▸ FRAGMENTO DEL RELATO
Entre veinte y treinta personas formaban el grupo que se autofestejaba esa noche, y que conversaba ya animadamente (eso sí, a un nivel bajísimo de decibelios).

Juan y yo fuimos contratados para amenizar la fiesta de esa noche. Juan tenia un contacto en la cafetería del club (no sé si el de golf, el de playa, el de tenis o el de polo, vaya usted a saber) que le llamaba cuando alguien pedía música para una fiesta privada. La cosa era muy cómoda. Se trataba de tocar música muy suave durante la cena y después, para el baile, cosas más alegres… Para el resto de la noche, cuando el personal se desmadra, ya valdría cualquier cosa.

Con el volumen al mínimo, íbamos tocando musica orquestal (sin cantar). Nos llamaban la atención constantemente camareros diciendo que tocásemos “más bajito”. Llegó un momento que más nos valía apagar el equipo…

Pero la noche fluye y las botellas de cada mesa van vaciándose al tiempo que el tono de las conversaciones se va incrementando. Crecen las voces como aumenta el número de botellas vacías. Nosotros tenemos que ir subiendo el volumen general del equipo para ser audibles, y aquel remanso de paz y armonía que era, se convierte por arte y magia del dios Baco en una verbena del barrio más modesto de las afueras industriales de cualquier gran ciudad.

▸ TAREA PENDIENTE
Sigue con unas cuantas frases el relato de la fiesta en el club, a partir de su última oración. Los registros no tienen nada que ver con el relato de la fiesta en el club.

▸ REGISTROS APORTADOS
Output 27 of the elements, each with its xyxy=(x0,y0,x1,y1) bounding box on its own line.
* * *
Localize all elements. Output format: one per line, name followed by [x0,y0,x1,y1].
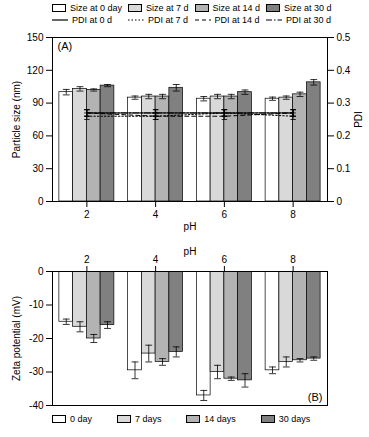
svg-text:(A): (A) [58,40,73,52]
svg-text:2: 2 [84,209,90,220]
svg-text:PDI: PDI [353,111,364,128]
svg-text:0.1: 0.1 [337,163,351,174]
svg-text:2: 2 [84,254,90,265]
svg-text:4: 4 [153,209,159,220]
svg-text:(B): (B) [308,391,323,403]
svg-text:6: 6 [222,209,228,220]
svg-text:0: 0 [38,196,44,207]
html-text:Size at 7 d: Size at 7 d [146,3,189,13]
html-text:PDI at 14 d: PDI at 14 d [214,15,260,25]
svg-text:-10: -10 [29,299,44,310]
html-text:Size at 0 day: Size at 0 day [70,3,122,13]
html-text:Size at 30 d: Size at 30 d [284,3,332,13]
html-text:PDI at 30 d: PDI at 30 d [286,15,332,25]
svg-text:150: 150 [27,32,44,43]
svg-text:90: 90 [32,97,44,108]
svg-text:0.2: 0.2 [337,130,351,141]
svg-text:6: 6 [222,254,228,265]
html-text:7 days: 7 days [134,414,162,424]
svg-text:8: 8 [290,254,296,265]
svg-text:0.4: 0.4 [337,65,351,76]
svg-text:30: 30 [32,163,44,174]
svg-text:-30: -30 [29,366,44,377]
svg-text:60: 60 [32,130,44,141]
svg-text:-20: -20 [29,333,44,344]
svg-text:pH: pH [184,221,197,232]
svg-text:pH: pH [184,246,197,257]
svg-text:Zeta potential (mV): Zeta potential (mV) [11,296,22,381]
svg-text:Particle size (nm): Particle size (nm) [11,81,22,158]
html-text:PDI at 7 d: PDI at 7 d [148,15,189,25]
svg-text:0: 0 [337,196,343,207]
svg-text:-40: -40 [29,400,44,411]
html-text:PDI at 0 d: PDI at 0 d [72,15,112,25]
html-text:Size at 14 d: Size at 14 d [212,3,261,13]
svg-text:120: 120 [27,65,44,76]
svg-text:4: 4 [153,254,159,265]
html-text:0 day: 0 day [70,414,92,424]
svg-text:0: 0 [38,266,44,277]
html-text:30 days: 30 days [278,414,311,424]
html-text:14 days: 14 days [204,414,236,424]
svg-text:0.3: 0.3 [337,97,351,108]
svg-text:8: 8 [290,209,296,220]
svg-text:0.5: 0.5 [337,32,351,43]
* * *
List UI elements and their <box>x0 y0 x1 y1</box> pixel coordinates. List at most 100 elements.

▸ RESPUESTA
Pero la cosa sigue “in crescendo” y llegan los animosos bailes. El bebercio ha pasado a mayores y ya corren por las bandejas de los camareros el güisqui, vodka, ginebra, etc, como si fuera agua. Desde los acordes de una sevillana, observo lo patoso que se puede llegar a ser por mucho dinero que se tenga y muchas empresas que se manejen desde los parqués de medio mundo financiero.

Al final, los más prudentes van retornando a sus sillas ayudados por la rubia de bote que les da su brazo, mientras otros prefieren acabar en el fresco césped de aquel San Mamés de la costa. Unos y otros continúan con la ingesta descontrolada de alcohol de todo tipo, hasta que la joven acompañante, algo menos beoda (aunque no mucho), haciéndose cargo de la lamentable compostura de su príncipe azul, opta por cargárselo al hombro, y llave en mano, acercarlo hasta su BMW para -supongo, después- arrojarlo a su  cama de manera poco ortodoxa.

Por fin llega la calma al “jardincito” y Juan y yo nos dedicamos a recoger el equipo y colocarlo en su viejo Mercedes que hace las veces de furgoneta entre su enorme maletero y el asiento de atrás.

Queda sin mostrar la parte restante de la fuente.